*Request*. Work out how many lines hold the string "sozialistischen". Give that number and nothing more.

*Data for processing*.

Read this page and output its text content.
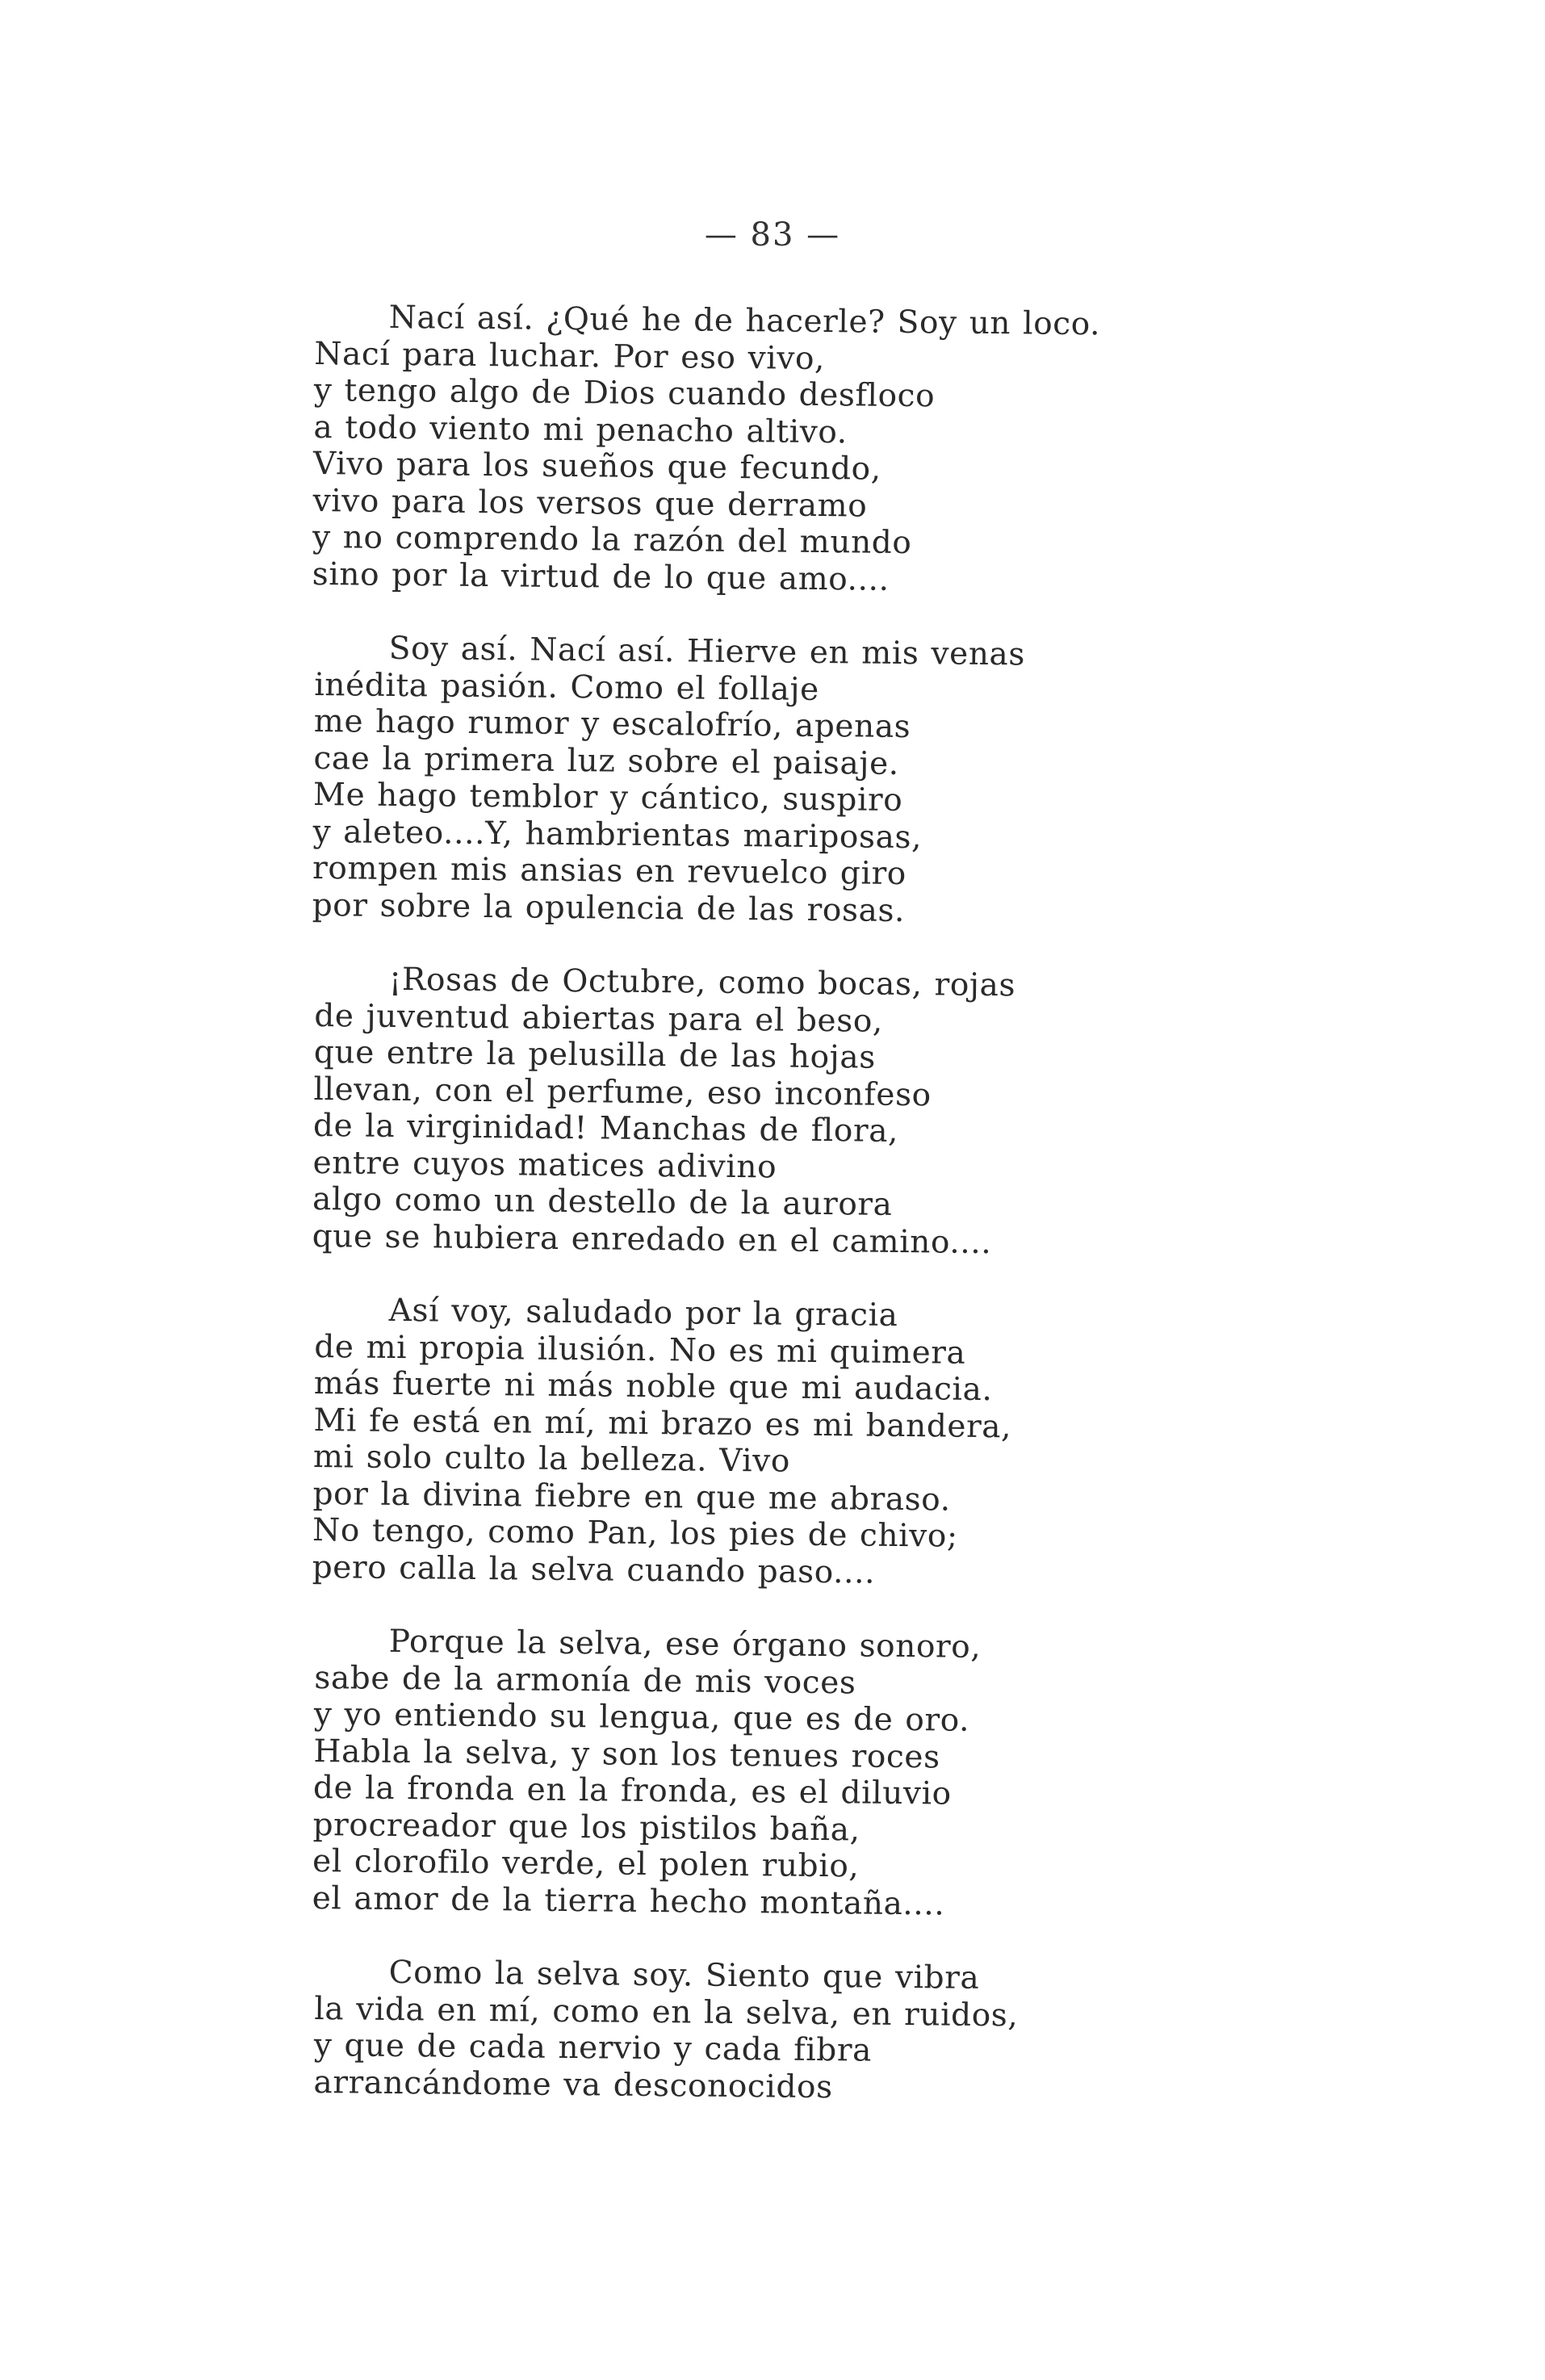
— 83 —
Nací así. ¿Qué he de hacerle? Soy un loco.
Nací para luchar. Por eso vivo,
y tengo algo de Dios cuando desfloco
a todo viento mi penacho altivo.
Vivo para los sueños que fecundo,
vivo para los versos que derramo
y no comprendo la razón del mundo
sino por la virtud de lo que amo....
Soy así. Nací así. Hierve en mis venas
inédita pasión. Como el follaje
me hago rumor y escalofrío, apenas
cae la primera luz sobre el paisaje.
Me hago temblor y cántico, suspiro
y aleteo....Y, hambrientas mariposas,
rompen mis ansias en revuelco giro
por sobre la opulencia de las rosas.
¡Rosas de Octubre, como bocas, rojas
de juventud abiertas para el beso,
que entre la pelusilla de las hojas
llevan, con el perfume, eso inconfeso
de la virginidad! Manchas de flora,
entre cuyos matices adivino
algo como un destello de la aurora
que se hubiera enredado en el camino....
Así voy, saludado por la gracia
de mi propia ilusión. No es mi quimera
más fuerte ni más noble que mi audacia.
Mi fe está en mí, mi brazo es mi bandera,
mi solo culto la belleza. Vivo
por la divina fiebre en que me abraso.
No tengo, como Pan, los pies de chivo;
pero calla la selva cuando paso....
Porque la selva, ese órgano sonoro,
sabe de la armonía de mis voces
y yo entiendo su lengua, que es de oro.
Habla la selva, y son los tenues roces
de la fronda en la fronda, es el diluvio
procreador que los pistilos baña,
el clorofilo verde, el polen rubio,
el amor de la tierra hecho montaña....
Como la selva soy. Siento que vibra
la vida en mí, como en la selva, en ruidos,
y que de cada nervio y cada fibra
arrancándome va desconocidos
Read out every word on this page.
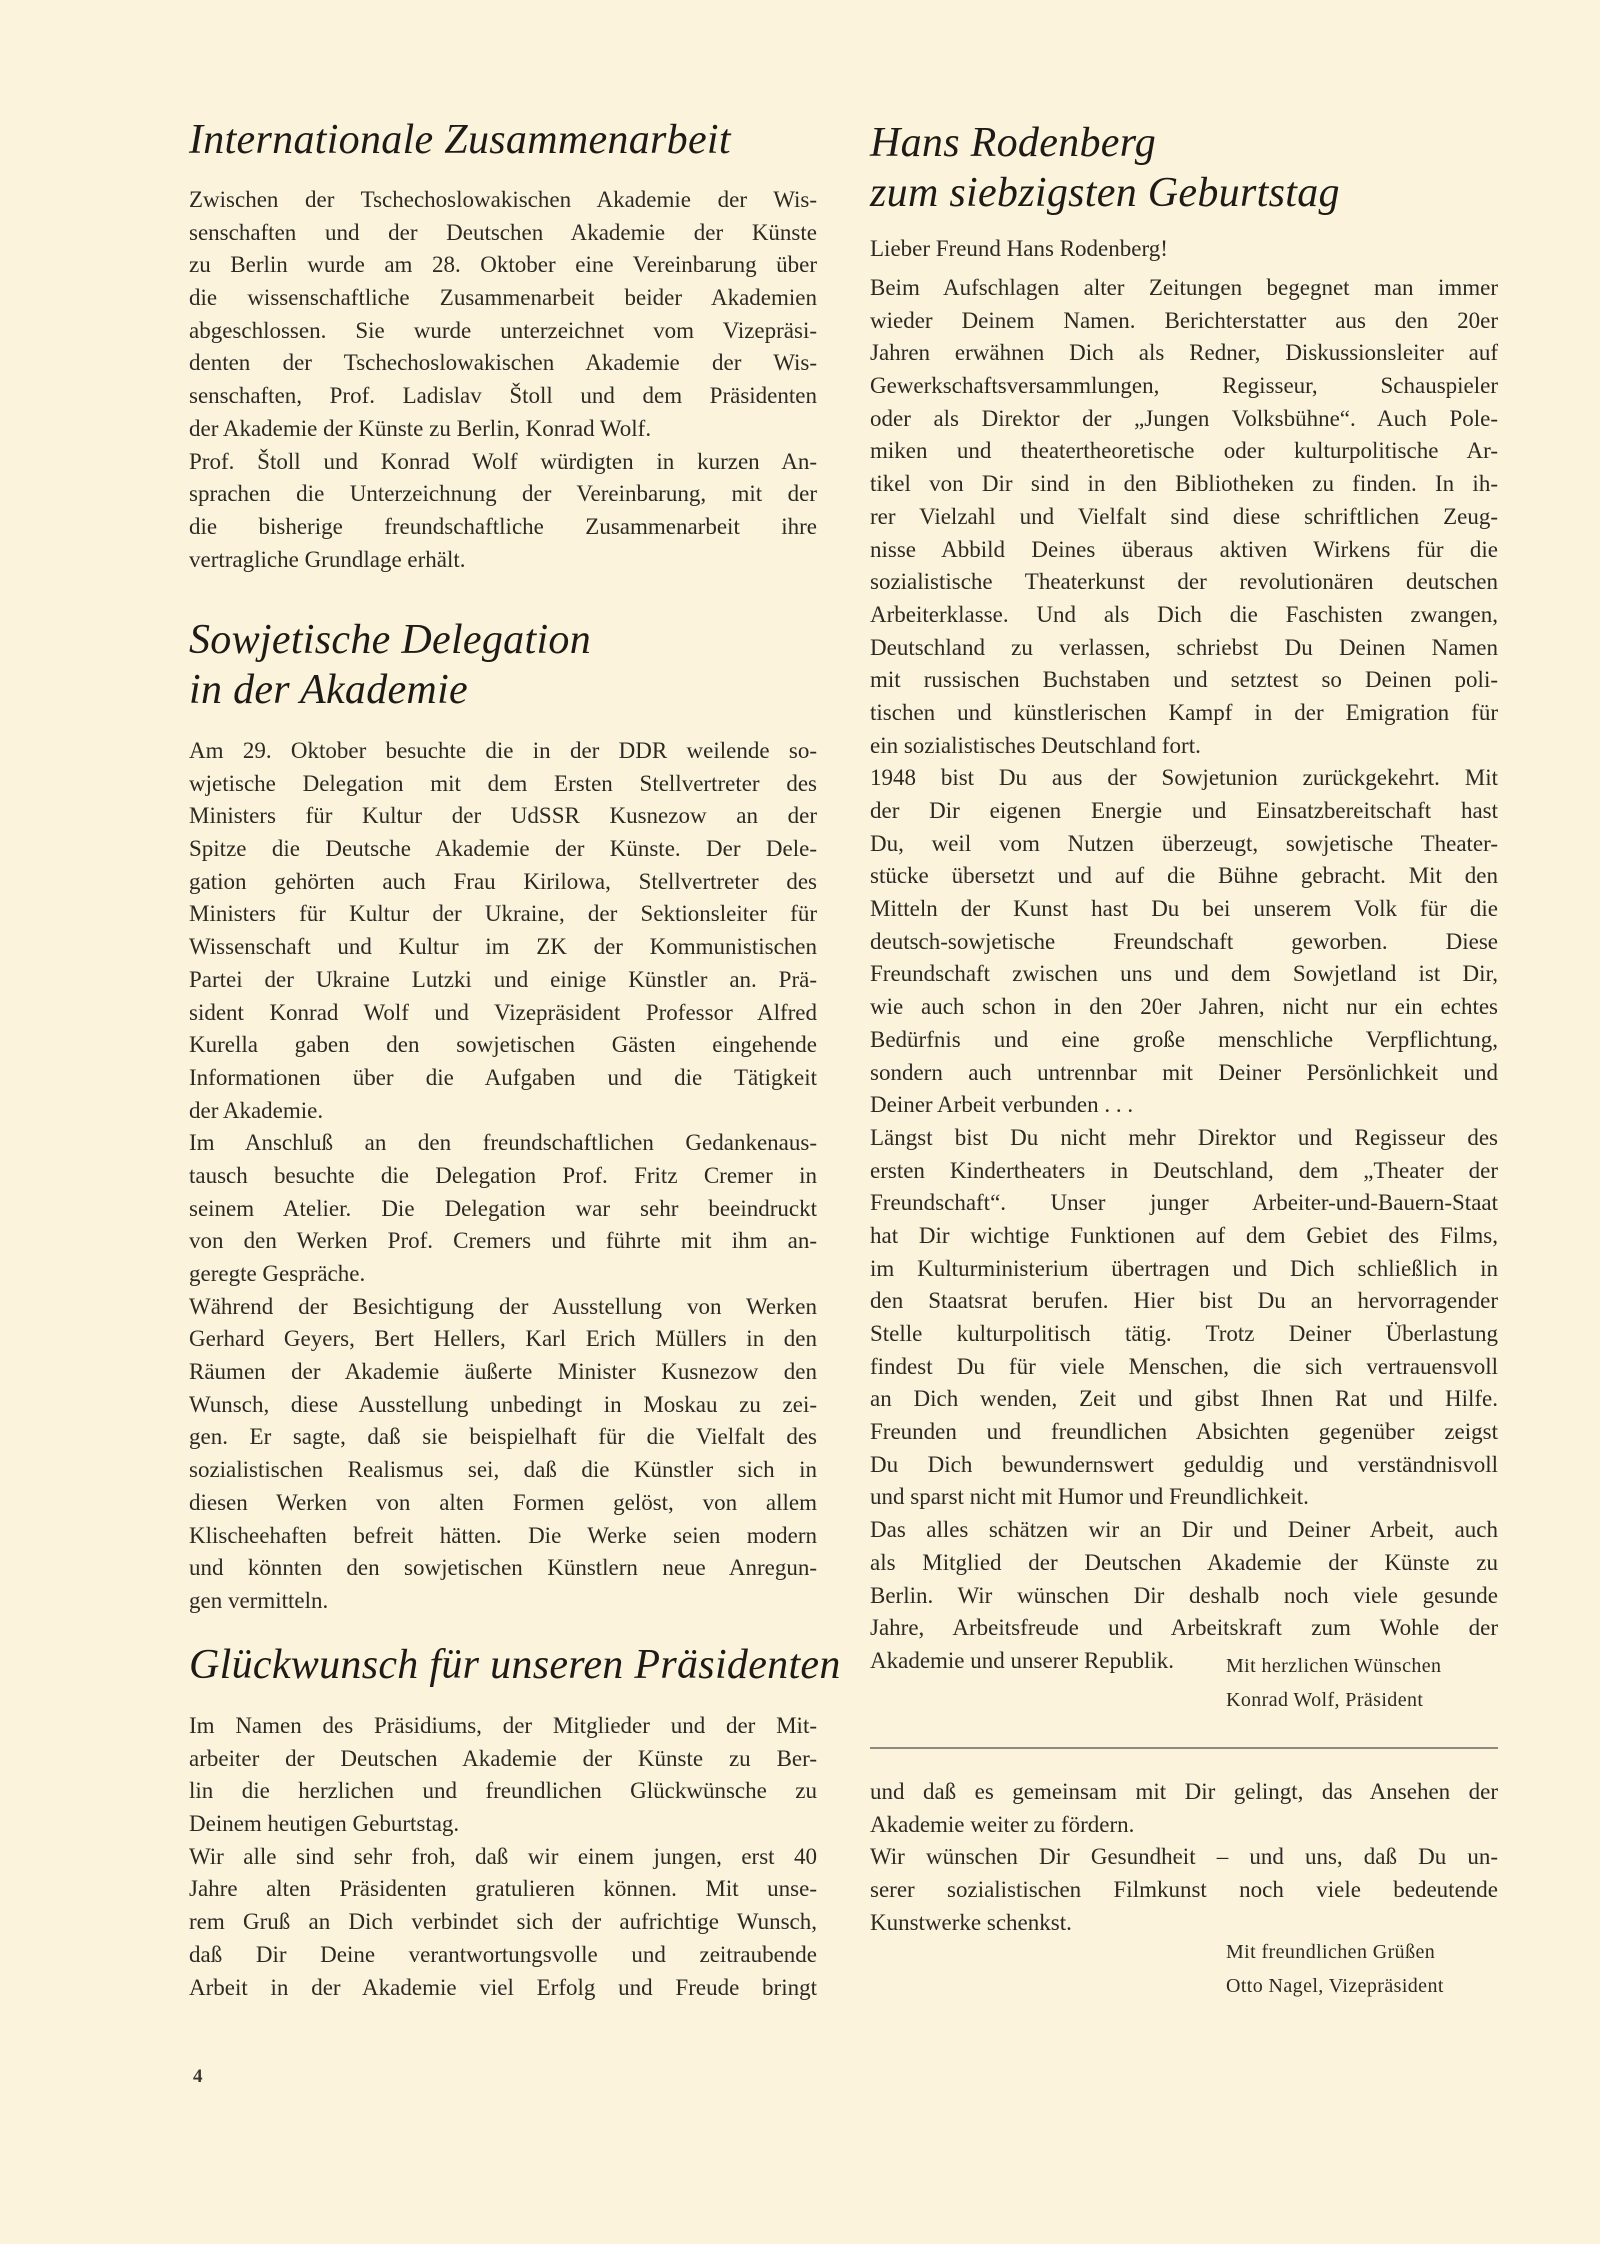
Internationale Zusammenarbeit
Zwischen der Tschechoslowakischen Akademie der Wis-
senschaften und der Deutschen Akademie der Künste
zu Berlin wurde am 28. Oktober eine Vereinbarung über
die wissenschaftliche Zusammenarbeit beider Akademien
abgeschlossen. Sie wurde unterzeichnet vom Vizepräsi-
denten der Tschechoslowakischen Akademie der Wis-
senschaften, Prof. Ladislav Štoll und dem Präsidenten
der Akademie der Künste zu Berlin, Konrad Wolf.
Prof. Štoll und Konrad Wolf würdigten in kurzen An-
sprachen die Unterzeichnung der Vereinbarung, mit der
die bisherige freundschaftliche Zusammenarbeit ihre
vertragliche Grundlage erhält.
Sowjetische Delegation
in der Akademie
Am 29. Oktober besuchte die in der DDR weilende so-
wjetische Delegation mit dem Ersten Stellvertreter des
Ministers für Kultur der UdSSR Kusnezow an der
Spitze die Deutsche Akademie der Künste. Der Dele-
gation gehörten auch Frau Kirilowa, Stellvertreter des
Ministers für Kultur der Ukraine, der Sektionsleiter für
Wissenschaft und Kultur im ZK der Kommunistischen
Partei der Ukraine Lutzki und einige Künstler an. Prä-
sident Konrad Wolf und Vizepräsident Professor Alfred
Kurella gaben den sowjetischen Gästen eingehende
Informationen über die Aufgaben und die Tätigkeit
der Akademie.
Im Anschluß an den freundschaftlichen Gedankenaus-
tausch besuchte die Delegation Prof. Fritz Cremer in
seinem Atelier. Die Delegation war sehr beeindruckt
von den Werken Prof. Cremers und führte mit ihm an-
geregte Gespräche.
Während der Besichtigung der Ausstellung von Werken
Gerhard Geyers, Bert Hellers, Karl Erich Müllers in den
Räumen der Akademie äußerte Minister Kusnezow den
Wunsch, diese Ausstellung unbedingt in Moskau zu zei-
gen. Er sagte, daß sie beispielhaft für die Vielfalt des
sozialistischen Realismus sei, daß die Künstler sich in
diesen Werken von alten Formen gelöst, von allem
Klischeehaften befreit hätten. Die Werke seien modern
und könnten den sowjetischen Künstlern neue Anregun-
gen vermitteln.
Glückwunsch für unseren Präsidenten
Im Namen des Präsidiums, der Mitglieder und der Mit-
arbeiter der Deutschen Akademie der Künste zu Ber-
lin die herzlichen und freundlichen Glückwünsche zu
Deinem heutigen Geburtstag.
Wir alle sind sehr froh, daß wir einem jungen, erst 40
Jahre alten Präsidenten gratulieren können. Mit unse-
rem Gruß an Dich verbindet sich der aufrichtige Wunsch,
daß Dir Deine verantwortungsvolle und zeitraubende
Arbeit in der Akademie viel Erfolg und Freude bringt
Hans Rodenberg
zum siebzigsten Geburtstag
Lieber Freund Hans Rodenberg!
Beim Aufschlagen alter Zeitungen begegnet man immer
wieder Deinem Namen. Berichterstatter aus den 20er
Jahren erwähnen Dich als Redner, Diskussionsleiter auf
Gewerkschaftsversammlungen, Regisseur, Schauspieler
oder als Direktor der „Jungen Volksbühne“. Auch Pole-
miken und theatertheoretische oder kulturpolitische Ar-
tikel von Dir sind in den Bibliotheken zu finden. In ih-
rer Vielzahl und Vielfalt sind diese schriftlichen Zeug-
nisse Abbild Deines überaus aktiven Wirkens für die
sozialistische Theaterkunst der revolutionären deutschen
Arbeiterklasse. Und als Dich die Faschisten zwangen,
Deutschland zu verlassen, schriebst Du Deinen Namen
mit russischen Buchstaben und setztest so Deinen poli-
tischen und künstlerischen Kampf in der Emigration für
ein sozialistisches Deutschland fort.
1948 bist Du aus der Sowjetunion zurückgekehrt. Mit
der Dir eigenen Energie und Einsatzbereitschaft hast
Du, weil vom Nutzen überzeugt, sowjetische Theater-
stücke übersetzt und auf die Bühne gebracht. Mit den
Mitteln der Kunst hast Du bei unserem Volk für die
deutsch-sowjetische Freundschaft geworben. Diese
Freundschaft zwischen uns und dem Sowjetland ist Dir,
wie auch schon in den 20er Jahren, nicht nur ein echtes
Bedürfnis und eine große menschliche Verpflichtung,
sondern auch untrennbar mit Deiner Persönlichkeit und
Deiner Arbeit verbunden . . .
Längst bist Du nicht mehr Direktor und Regisseur des
ersten Kindertheaters in Deutschland, dem „Theater der
Freundschaft“. Unser junger Arbeiter-und-Bauern-Staat
hat Dir wichtige Funktionen auf dem Gebiet des Films,
im Kulturministerium übertragen und Dich schließlich in
den Staatsrat berufen. Hier bist Du an hervorragender
Stelle kulturpolitisch tätig. Trotz Deiner Überlastung
findest Du für viele Menschen, die sich vertrauensvoll
an Dich wenden, Zeit und gibst Ihnen Rat und Hilfe.
Freunden und freundlichen Absichten gegenüber zeigst
Du Dich bewundernswert geduldig und verständnisvoll
und sparst nicht mit Humor und Freundlichkeit.
Das alles schätzen wir an Dir und Deiner Arbeit, auch
als Mitglied der Deutschen Akademie der Künste zu
Berlin. Wir wünschen Dir deshalb noch viele gesunde
Jahre, Arbeitsfreude und Arbeitskraft zum Wohle der
Akademie und unserer Republik.	Mit herzlichen Wünschen
Konrad Wolf, Präsident
und daß es gemeinsam mit Dir gelingt, das Ansehen der
Akademie weiter zu fördern.
Wir wünschen Dir Gesundheit – und uns, daß Du un-
serer sozialistischen Filmkunst noch viele bedeutende
Kunstwerke schenkst.
Mit freundlichen Grüßen
Otto Nagel, Vizepräsident
4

*Exercise result*. 2